▶ [WRITTEN EXERCISE]:
Write out the records beneath this line exactly as they appear, minus any images.

#### PROVIDED INFORMATION

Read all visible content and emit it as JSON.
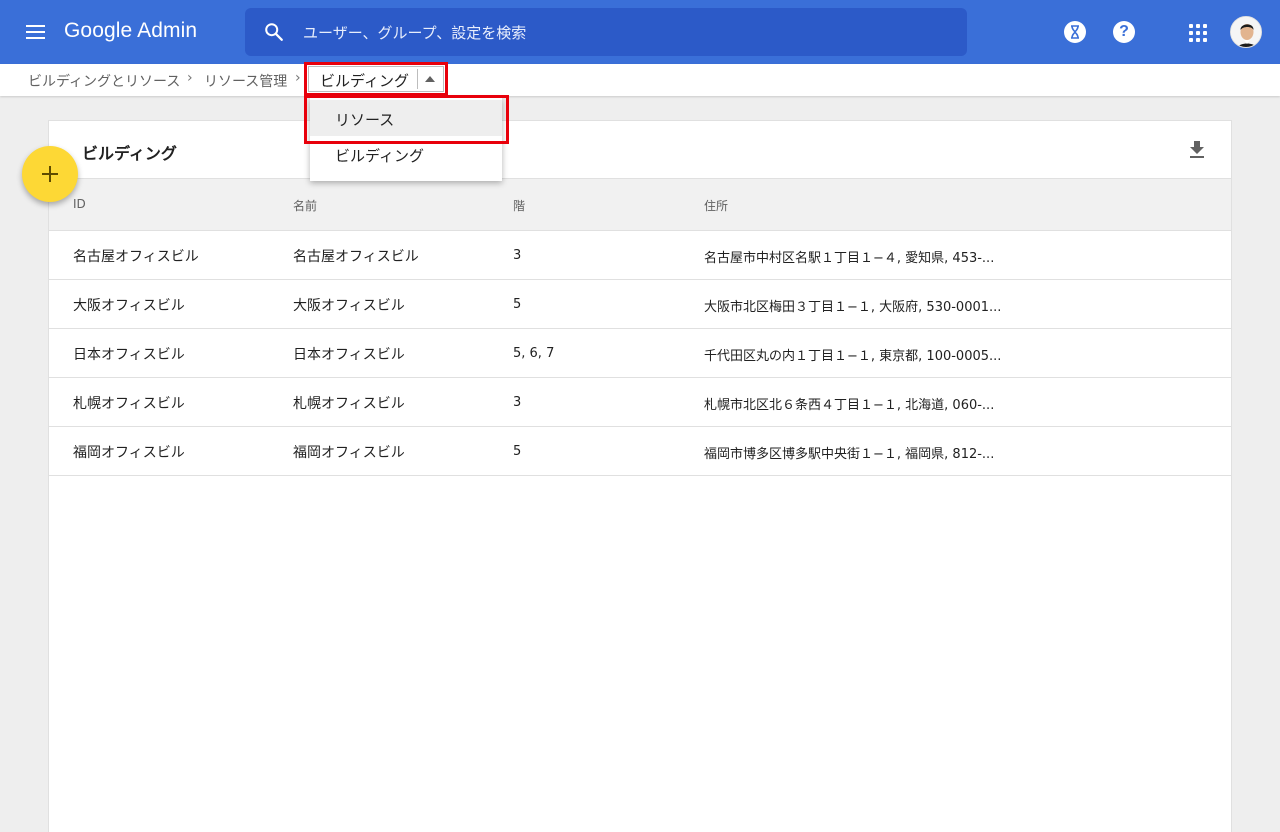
{
  "app": {
    "brand": "Google Admin",
    "search_placeholder": "ユーザー、グループ、設定を検索"
  },
  "breadcrumb": {
    "items": [
      "ビルディングとリソース",
      "リソース管理"
    ],
    "separator": "›",
    "current_select": "ビルディング"
  },
  "dropdown": {
    "options": [
      "リソース",
      "ビルディング"
    ]
  },
  "card": {
    "title": "ビルディング",
    "columns": [
      "ID",
      "名前",
      "階",
      "住所"
    ],
    "rows": [
      {
        "id": "名古屋オフィスビル",
        "name": "名古屋オフィスビル",
        "floors": "3",
        "address": "名古屋市中村区名駅１丁目１−４, 愛知県, 453-..."
      },
      {
        "id": "大阪オフィスビル",
        "name": "大阪オフィスビル",
        "floors": "5",
        "address": "大阪市北区梅田３丁目１−１, 大阪府, 530-0001..."
      },
      {
        "id": "日本オフィスビル",
        "name": "日本オフィスビル",
        "floors": "5, 6, 7",
        "address": "千代田区丸の内１丁目１−１, 東京都, 100-0005..."
      },
      {
        "id": "札幌オフィスビル",
        "name": "札幌オフィスビル",
        "floors": "3",
        "address": "札幌市北区北６条西４丁目１−１, 北海道, 060-..."
      },
      {
        "id": "福岡オフィスビル",
        "name": "福岡オフィスビル",
        "floors": "5",
        "address": "福岡市博多区博多駅中央街１−１, 福岡県, 812-..."
      }
    ]
  },
  "icons": {
    "menu": "hamburger-icon",
    "search": "search-icon",
    "hourglass": "hourglass-icon",
    "help": "help-icon",
    "apps": "apps-grid-icon",
    "download": "download-icon",
    "add": "plus-icon"
  },
  "colors": {
    "appbar": "#3a6fd8",
    "searchbar": "#2c5ac8",
    "fab": "#fdd835",
    "highlight": "#e8000b"
  },
  "help_glyph": "?"
}
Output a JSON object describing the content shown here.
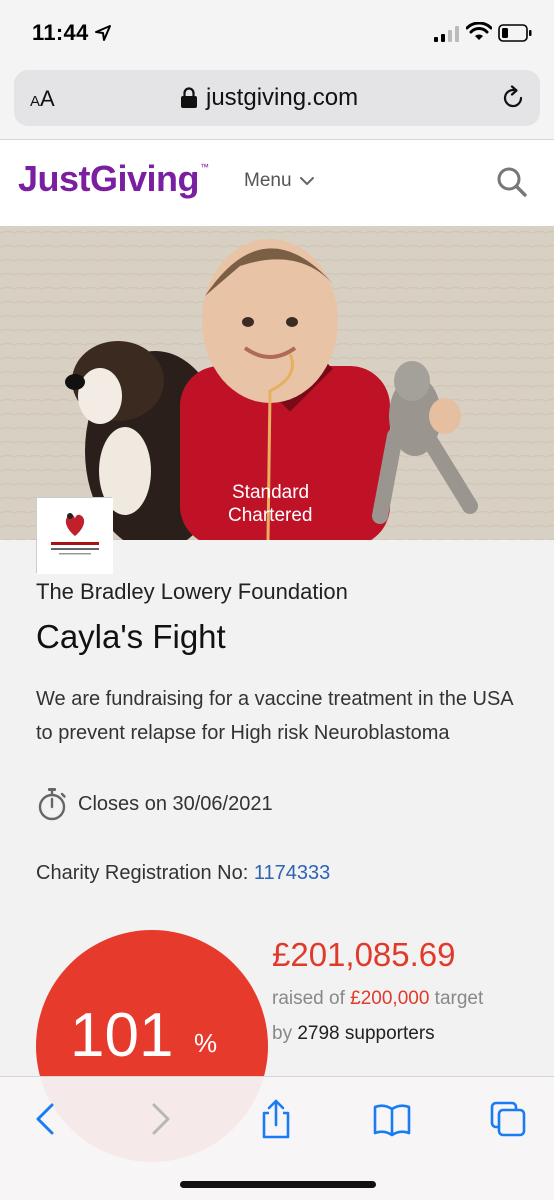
{
  "status_bar": {
    "time": "11:44"
  },
  "browser": {
    "aa_label_small": "A",
    "aa_label_large": "A",
    "url": "justgiving.com"
  },
  "header": {
    "logo_text": "JustGiving",
    "logo_tm": "™",
    "menu_label": "Menu"
  },
  "page": {
    "charity_name": "The Bradley Lowery Foundation",
    "title": "Cayla's Fight",
    "summary": "We are fundraising for a vaccine treatment in the USA to prevent relapse for High risk Neuroblastoma",
    "closes_text": "Closes on 30/06/2021",
    "charity_reg_label": "Charity Registration No: ",
    "charity_reg_number": "1174333"
  },
  "progress": {
    "percent": "101",
    "percent_sign": "%",
    "raised_amount": "£201,085.69",
    "raised_prefix": "raised of ",
    "target": "£200,000",
    "target_suffix": " target",
    "by_prefix": "by ",
    "supporters_count": "2798",
    "supporters_suffix": " supporters"
  },
  "icons": {
    "location": "location-arrow-icon",
    "signal": "cellular-signal-icon",
    "wifi": "wifi-icon",
    "battery": "battery-icon",
    "lock": "lock-icon",
    "reload": "reload-icon",
    "chevron": "chevron-down-icon",
    "search": "search-icon",
    "stopwatch": "stopwatch-icon",
    "back": "back-icon",
    "forward": "forward-icon",
    "share": "share-icon",
    "bookmarks": "bookmarks-icon",
    "tabs": "tabs-icon"
  },
  "colors": {
    "brand_purple": "#7a1fa2",
    "accent_red": "#e63a2c",
    "link_blue": "#2f63b5",
    "ios_blue": "#1a7cf5"
  }
}
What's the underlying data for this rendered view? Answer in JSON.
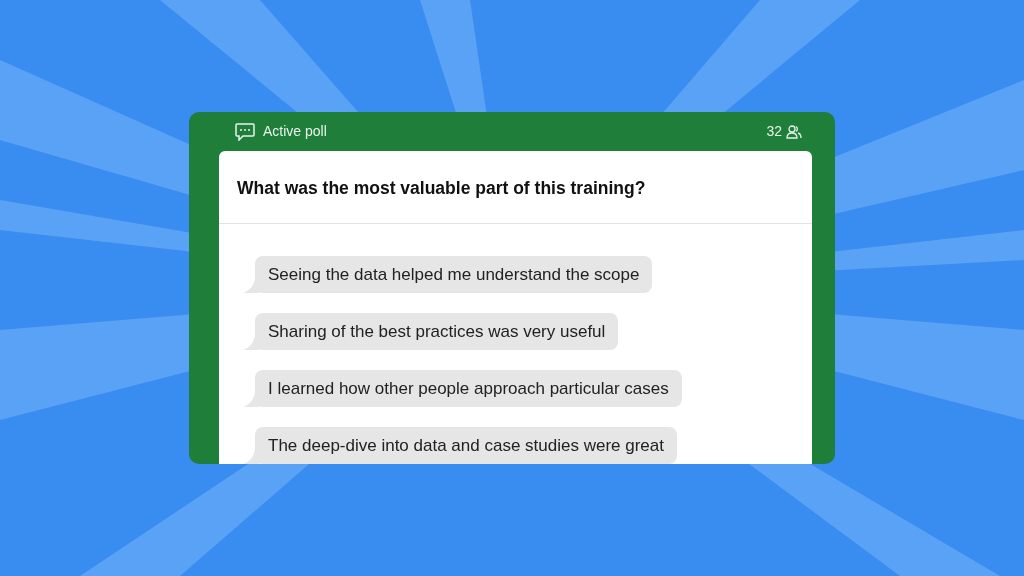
{
  "poll": {
    "label": "Active poll",
    "participants": "32"
  },
  "question": "What was the most valuable part of this training?",
  "answers": [
    {
      "text": "Seeing the data helped me understand the scope"
    },
    {
      "text": "Sharing of the best practices was very useful"
    },
    {
      "text": "I learned how other people approach particular cases"
    },
    {
      "text": "The deep-dive into data and case studies were great"
    }
  ]
}
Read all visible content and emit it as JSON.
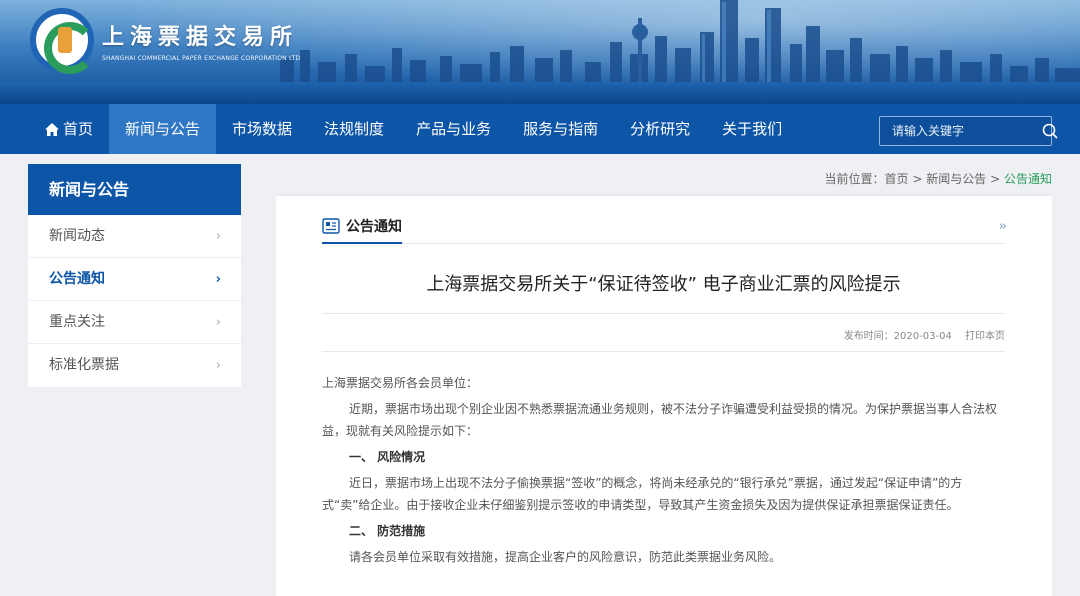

########

▶ [RESULT BELOW]:
Read all visible content and emit it as JSON.
{
  "app": {
    "brand": "Google Admin",
    "search_placeholder": "ユーザー、グループ、設定を検索"
  },
  "breadcrumb": {
    "items": [
      "ビルディングとリソース",
      "リソース管理"
    ],
    "separator": "›",
    "current_select": "ビルディング"
  },
  "dropdown": {
    "options": [
      "リソース",
      "ビルディング"
    ]
  },
  "card": {
    "title": "ビルディング",
    "columns": [
      "ID",
      "名前",
      "階",
      "住所"
    ],
    "rows": [
      {
        "id": "名古屋オフィスビル",
        "name": "名古屋オフィスビル",
        "floors": "3",
        "address": "名古屋市中村区名駅１丁目１−４, 愛知県, 453-..."
      },
      {
        "id": "大阪オフィスビル",
        "name": "大阪オフィスビル",
        "floors": "5",
        "address": "大阪市北区梅田３丁目１−１, 大阪府, 530-0001..."
      },
      {
        "id": "日本オフィスビル",
        "name": "日本オフィスビル",
        "floors": "5, 6, 7",
        "address": "千代田区丸の内１丁目１−１, 東京都, 100-0005..."
      },
      {
        "id": "札幌オフィスビル",
        "name": "札幌オフィスビル",
        "floors": "3",
        "address": "札幌市北区北６条西４丁目１−１, 北海道, 060-..."
      },
      {
        "id": "福岡オフィスビル",
        "name": "福岡オフィスビル",
        "floors": "5",
        "address": "福岡市博多区博多駅中央街１−１, 福岡県, 812-..."
      }
    ]
  },
  "icons": {
    "menu": "hamburger-icon",
    "search": "search-icon",
    "hourglass": "hourglass-icon",
    "help": "help-icon",
    "apps": "apps-grid-icon",
    "download": "download-icon",
    "add": "plus-icon"
  },
  "colors": {
    "appbar": "#3a6fd8",
    "searchbar": "#2c5ac8",
    "fab": "#fdd835",
    "highlight": "#e8000b"
  },
  "help_glyph": "?"
}
Output a JSON object describing the content shown here.
{
  "status_bar": {
    "time": "11:44"
  },
  "browser": {
    "aa_label_small": "A",
    "aa_label_large": "A",
    "url": "justgiving.com"
  },
  "header": {
    "logo_text": "JustGiving",
    "logo_tm": "™",
    "menu_label": "Menu"
  },
  "page": {
    "charity_name": "The Bradley Lowery Foundation",
    "title": "Cayla's Fight",
    "summary": "We are fundraising for a vaccine treatment in the USA to prevent relapse for High risk Neuroblastoma",
    "closes_text": "Closes on 30/06/2021",
    "charity_reg_label": "Charity Registration No: ",
    "charity_reg_number": "1174333"
  },
  "progress": {
    "percent": "101",
    "percent_sign": "%",
    "raised_amount": "£201,085.69",
    "raised_prefix": "raised of ",
    "target": "£200,000",
    "target_suffix": " target",
    "by_prefix": "by ",
    "supporters_count": "2798",
    "supporters_suffix": " supporters"
  },
  "icons": {
    "location": "location-arrow-icon",
    "signal": "cellular-signal-icon",
    "wifi": "wifi-icon",
    "battery": "battery-icon",
    "lock": "lock-icon",
    "reload": "reload-icon",
    "chevron": "chevron-down-icon",
    "search": "search-icon",
    "stopwatch": "stopwatch-icon",
    "back": "back-icon",
    "forward": "forward-icon",
    "share": "share-icon",
    "bookmarks": "bookmarks-icon",
    "tabs": "tabs-icon"
  },
  "colors": {
    "brand_purple": "#7a1fa2",
    "accent_red": "#e63a2c",
    "link_blue": "#2f63b5",
    "ios_blue": "#1a7cf5"
  }
}
What's the underlying data for this rendered view? Answer in JSON.
{
  "poll": {
    "label": "Active poll",
    "participants": "32"
  },
  "question": "What was the most valuable part of this training?",
  "answers": [
    {
      "text": "Seeing the data helped me understand the scope"
    },
    {
      "text": "Sharing of the best practices was very useful"
    },
    {
      "text": "I learned how other people approach particular cases"
    },
    {
      "text": "The deep-dive into data and case studies were great"
    }
  ]
}
Read all visible content and emit it as JSON.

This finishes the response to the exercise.